§ Aim:
Of the lines in the records that follow, how many include the word "JSON"? Answer with a bare number.

§ Records for the exercise:

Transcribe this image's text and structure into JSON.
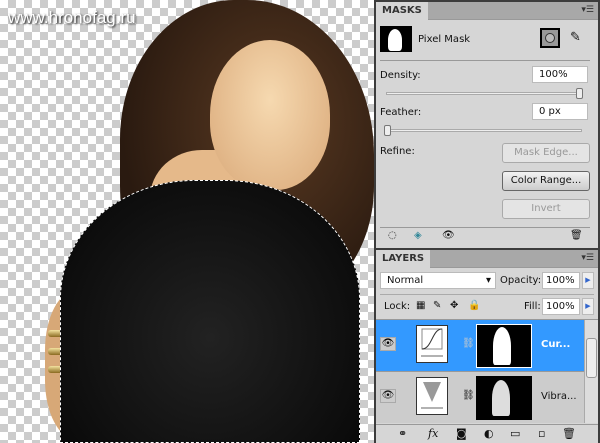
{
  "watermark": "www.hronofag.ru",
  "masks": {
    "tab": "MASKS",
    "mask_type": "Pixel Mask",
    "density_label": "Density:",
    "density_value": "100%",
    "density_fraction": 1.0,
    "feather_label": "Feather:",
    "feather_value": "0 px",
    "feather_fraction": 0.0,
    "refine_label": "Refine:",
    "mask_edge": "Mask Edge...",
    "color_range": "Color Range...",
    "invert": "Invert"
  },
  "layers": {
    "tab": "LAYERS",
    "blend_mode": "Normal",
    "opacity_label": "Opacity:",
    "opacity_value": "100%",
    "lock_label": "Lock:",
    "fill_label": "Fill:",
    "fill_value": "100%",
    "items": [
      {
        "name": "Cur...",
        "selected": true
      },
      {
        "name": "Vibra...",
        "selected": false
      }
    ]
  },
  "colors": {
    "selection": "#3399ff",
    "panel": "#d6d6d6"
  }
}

==

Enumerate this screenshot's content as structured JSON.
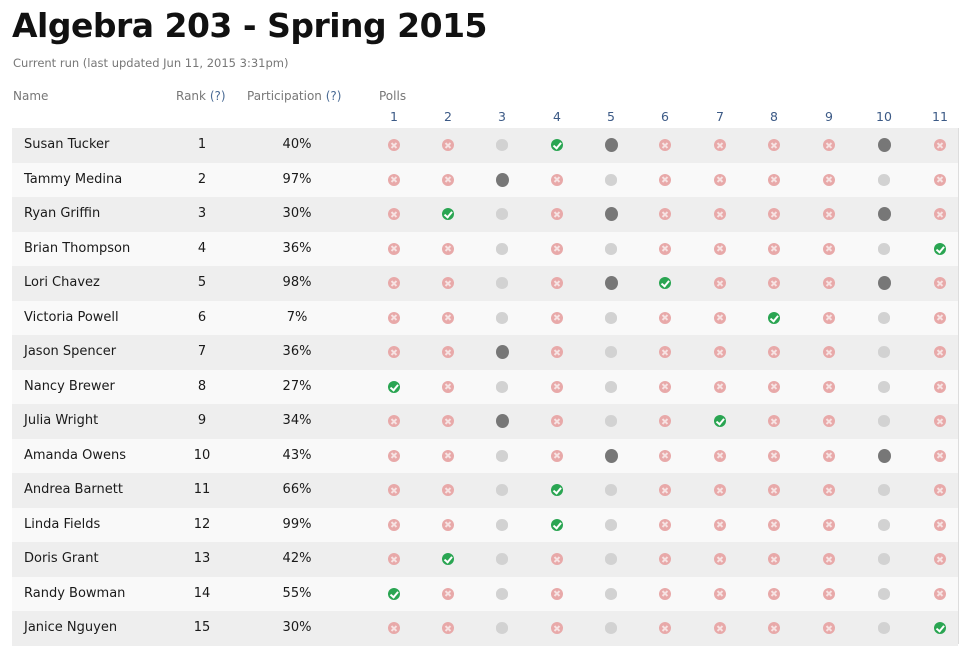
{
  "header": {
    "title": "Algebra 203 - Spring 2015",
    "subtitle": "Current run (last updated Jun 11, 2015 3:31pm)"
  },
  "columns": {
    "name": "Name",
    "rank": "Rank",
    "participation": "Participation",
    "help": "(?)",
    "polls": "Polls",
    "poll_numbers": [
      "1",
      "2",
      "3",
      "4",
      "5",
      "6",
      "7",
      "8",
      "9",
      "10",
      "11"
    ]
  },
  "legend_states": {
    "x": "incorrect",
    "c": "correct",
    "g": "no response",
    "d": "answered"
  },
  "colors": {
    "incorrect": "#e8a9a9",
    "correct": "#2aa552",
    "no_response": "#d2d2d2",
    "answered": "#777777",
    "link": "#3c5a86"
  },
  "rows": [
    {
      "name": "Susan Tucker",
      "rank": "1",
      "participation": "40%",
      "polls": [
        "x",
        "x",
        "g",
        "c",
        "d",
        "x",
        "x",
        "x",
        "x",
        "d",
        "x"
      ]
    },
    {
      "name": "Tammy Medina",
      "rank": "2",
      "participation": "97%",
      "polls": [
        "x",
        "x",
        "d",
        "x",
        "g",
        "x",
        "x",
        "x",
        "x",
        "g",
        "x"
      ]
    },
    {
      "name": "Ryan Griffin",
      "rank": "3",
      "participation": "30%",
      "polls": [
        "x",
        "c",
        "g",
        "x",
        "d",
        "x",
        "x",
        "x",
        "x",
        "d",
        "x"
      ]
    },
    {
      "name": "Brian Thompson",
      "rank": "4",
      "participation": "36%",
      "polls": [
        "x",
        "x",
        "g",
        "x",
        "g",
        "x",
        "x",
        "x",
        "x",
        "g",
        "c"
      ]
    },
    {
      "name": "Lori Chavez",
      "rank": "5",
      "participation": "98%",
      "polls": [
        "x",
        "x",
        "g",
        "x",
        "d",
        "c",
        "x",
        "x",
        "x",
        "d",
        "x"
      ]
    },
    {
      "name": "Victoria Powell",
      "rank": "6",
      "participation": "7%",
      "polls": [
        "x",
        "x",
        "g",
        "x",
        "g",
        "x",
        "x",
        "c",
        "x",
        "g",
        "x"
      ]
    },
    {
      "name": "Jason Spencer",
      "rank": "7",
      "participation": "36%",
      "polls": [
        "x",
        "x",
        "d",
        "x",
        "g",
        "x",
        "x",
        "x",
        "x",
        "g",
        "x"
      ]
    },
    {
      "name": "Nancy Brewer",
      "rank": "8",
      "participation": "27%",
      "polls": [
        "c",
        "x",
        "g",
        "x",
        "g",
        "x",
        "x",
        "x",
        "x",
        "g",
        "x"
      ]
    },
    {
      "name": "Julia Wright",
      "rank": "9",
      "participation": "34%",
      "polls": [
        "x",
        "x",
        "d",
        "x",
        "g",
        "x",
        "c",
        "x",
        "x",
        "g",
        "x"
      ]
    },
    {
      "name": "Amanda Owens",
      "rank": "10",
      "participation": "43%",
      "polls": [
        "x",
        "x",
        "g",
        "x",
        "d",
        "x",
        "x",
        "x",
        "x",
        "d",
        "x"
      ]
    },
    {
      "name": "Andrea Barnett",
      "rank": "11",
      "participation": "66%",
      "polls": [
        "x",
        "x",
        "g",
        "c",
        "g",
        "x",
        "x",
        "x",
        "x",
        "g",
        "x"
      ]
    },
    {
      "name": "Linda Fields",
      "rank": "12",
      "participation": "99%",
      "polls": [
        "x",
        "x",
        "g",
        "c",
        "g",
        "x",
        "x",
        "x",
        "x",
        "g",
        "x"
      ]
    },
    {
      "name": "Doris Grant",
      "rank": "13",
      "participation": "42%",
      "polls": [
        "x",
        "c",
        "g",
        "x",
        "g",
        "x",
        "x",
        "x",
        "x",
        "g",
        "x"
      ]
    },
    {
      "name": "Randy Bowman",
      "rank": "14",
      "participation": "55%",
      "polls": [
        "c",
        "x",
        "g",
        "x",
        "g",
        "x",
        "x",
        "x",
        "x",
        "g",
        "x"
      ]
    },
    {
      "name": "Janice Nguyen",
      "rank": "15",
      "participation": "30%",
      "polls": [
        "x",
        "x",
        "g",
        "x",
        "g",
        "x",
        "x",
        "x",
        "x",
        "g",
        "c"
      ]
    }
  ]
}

§ Answer to this problem:
2